* _WORK INSTRUCTIONS_: Scan the lines below for the word "historia". Copy each line you find it in.

** Start of PROVIDED INFORMATION **

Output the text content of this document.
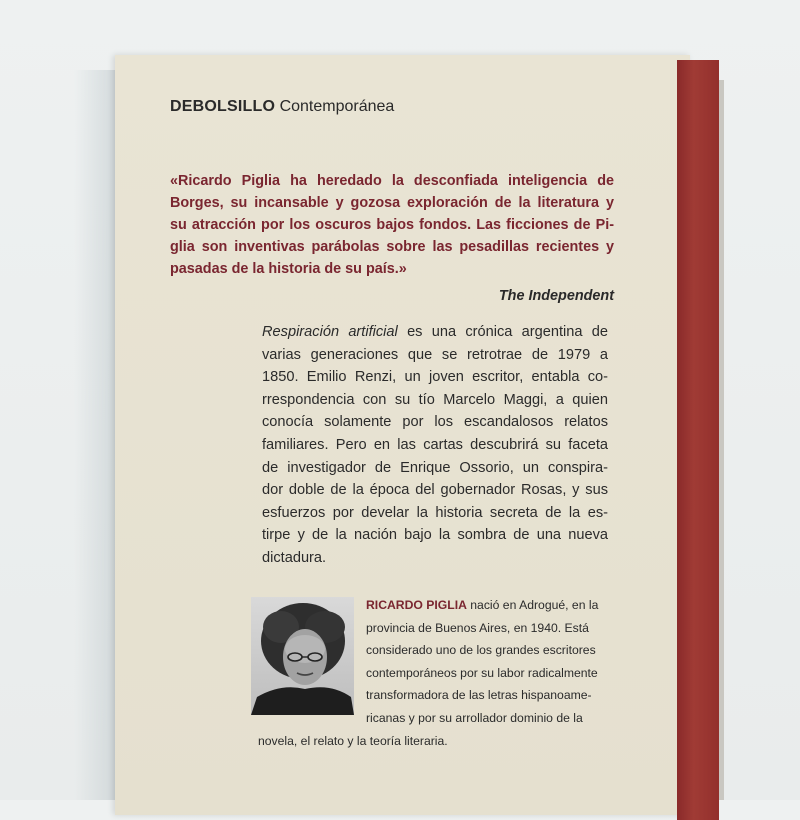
DEBOLSILLO Contemporánea
«Ricardo Piglia ha heredado la desconfiada inteligencia de
Borges, su incansable y gozosa exploración de la literatura y
su atracción por los oscuros bajos fondos. Las ficciones de Pi-
glia son inventivas parábolas sobre las pesadillas recientes y
pasadas de la historia de su país.»
The Independent
Respiración artificial es una crónica argentina de
varias generaciones que se retrotrae de 1979 a
1850. Emilio Renzi, un joven escritor, entabla co-
rrespondencia con su tío Marcelo Maggi, a quien
conocía solamente por los escandalosos relatos
familiares. Pero en las cartas descubrirá su faceta
de investigador de Enrique Ossorio, un conspira-
dor doble de la época del gobernador Rosas, y sus
esfuerzos por develar la historia secreta de la es-
tirpe y de la nación bajo la sombra de una nueva
dictadura.
RICARDO PIGLIA nació en Adrogué, en la
provincia de Buenos Aires, en 1940. Está
considerado uno de los grandes escritores
contemporáneos por su labor radicalmente
transformadora de las letras hispanoame-
ricanas y por su arrollador dominio de la
novela, el relato y la teoría literaria.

** End of PROVIDED INFORMATION **

* _TASK RESPONSE_:
pasadas de la historia de su país.»
esfuerzos por develar la historia secreta de la es-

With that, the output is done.